Challenge »
Read the records and gather each line that includes "this".

Provided data »
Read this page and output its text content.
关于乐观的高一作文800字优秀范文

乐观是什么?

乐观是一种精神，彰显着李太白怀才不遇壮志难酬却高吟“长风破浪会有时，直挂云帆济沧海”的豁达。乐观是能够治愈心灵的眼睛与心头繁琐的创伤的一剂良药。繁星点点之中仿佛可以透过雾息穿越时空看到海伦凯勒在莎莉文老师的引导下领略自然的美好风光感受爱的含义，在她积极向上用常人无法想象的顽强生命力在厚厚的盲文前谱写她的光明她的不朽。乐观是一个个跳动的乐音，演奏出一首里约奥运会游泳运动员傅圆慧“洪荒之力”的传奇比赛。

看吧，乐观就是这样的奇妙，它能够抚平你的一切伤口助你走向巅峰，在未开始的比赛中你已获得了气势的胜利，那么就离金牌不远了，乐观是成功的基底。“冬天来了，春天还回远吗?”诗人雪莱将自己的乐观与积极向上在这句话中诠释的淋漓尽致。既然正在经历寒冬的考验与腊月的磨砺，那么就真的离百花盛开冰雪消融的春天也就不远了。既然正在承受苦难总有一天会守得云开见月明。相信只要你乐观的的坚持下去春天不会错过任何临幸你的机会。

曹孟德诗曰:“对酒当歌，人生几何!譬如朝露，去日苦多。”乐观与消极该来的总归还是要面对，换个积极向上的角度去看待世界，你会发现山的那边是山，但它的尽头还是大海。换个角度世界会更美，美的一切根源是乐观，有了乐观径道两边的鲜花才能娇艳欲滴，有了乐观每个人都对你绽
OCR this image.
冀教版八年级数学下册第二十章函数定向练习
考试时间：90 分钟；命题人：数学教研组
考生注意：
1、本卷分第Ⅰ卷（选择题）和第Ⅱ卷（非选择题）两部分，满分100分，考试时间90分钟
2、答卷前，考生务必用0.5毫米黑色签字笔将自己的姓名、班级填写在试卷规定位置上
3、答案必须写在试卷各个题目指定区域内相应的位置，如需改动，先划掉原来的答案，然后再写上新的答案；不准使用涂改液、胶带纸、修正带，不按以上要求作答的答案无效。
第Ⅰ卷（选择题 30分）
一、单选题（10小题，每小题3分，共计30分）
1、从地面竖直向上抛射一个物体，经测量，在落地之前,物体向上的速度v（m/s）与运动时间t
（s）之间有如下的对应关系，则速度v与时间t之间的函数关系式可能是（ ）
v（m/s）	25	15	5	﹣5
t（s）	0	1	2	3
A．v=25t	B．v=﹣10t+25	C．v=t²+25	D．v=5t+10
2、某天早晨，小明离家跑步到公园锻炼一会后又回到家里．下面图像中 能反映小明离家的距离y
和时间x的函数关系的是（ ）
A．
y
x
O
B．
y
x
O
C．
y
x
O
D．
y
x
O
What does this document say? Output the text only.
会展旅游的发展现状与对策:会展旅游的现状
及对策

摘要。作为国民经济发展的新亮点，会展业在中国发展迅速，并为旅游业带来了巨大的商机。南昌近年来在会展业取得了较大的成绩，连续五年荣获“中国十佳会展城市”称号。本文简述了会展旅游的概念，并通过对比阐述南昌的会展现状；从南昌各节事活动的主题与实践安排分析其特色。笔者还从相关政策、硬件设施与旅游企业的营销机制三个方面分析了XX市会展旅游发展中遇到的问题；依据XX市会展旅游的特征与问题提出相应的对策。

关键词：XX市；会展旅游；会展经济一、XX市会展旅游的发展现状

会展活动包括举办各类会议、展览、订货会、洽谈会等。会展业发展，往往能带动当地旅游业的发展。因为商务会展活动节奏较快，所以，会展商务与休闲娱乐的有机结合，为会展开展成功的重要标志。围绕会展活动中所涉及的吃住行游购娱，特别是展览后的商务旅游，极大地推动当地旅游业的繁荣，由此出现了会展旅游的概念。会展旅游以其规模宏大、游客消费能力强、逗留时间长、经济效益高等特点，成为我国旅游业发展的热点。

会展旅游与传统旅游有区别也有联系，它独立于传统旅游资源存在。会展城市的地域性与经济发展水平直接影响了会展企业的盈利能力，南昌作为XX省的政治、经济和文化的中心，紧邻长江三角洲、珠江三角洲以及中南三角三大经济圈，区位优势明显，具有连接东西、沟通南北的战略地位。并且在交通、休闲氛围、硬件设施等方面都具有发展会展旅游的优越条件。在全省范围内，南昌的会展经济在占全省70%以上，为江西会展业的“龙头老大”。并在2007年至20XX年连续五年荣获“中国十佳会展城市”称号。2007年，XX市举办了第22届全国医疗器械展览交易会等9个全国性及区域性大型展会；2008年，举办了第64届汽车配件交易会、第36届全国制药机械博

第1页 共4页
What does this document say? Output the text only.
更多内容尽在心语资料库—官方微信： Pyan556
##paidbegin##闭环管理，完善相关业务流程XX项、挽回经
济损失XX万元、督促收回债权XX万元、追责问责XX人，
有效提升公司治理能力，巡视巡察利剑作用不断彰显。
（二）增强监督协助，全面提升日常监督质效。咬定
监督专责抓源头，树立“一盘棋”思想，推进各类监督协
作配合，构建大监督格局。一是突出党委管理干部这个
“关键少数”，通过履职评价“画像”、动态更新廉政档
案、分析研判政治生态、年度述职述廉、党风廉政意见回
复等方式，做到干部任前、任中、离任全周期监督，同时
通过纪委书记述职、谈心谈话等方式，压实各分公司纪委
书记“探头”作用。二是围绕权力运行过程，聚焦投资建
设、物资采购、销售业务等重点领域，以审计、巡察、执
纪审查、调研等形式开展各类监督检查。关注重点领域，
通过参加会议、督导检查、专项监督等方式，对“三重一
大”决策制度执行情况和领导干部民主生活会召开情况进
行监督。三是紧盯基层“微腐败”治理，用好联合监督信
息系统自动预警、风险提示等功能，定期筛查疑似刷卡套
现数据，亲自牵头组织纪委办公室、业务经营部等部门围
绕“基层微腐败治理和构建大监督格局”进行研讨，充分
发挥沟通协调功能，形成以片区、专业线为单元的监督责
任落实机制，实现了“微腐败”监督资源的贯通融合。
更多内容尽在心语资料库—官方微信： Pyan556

Answer below »
Read this page and output its text content.
OCR this image.
What does this document say? Output the text only.
What does this document say? Output the text only.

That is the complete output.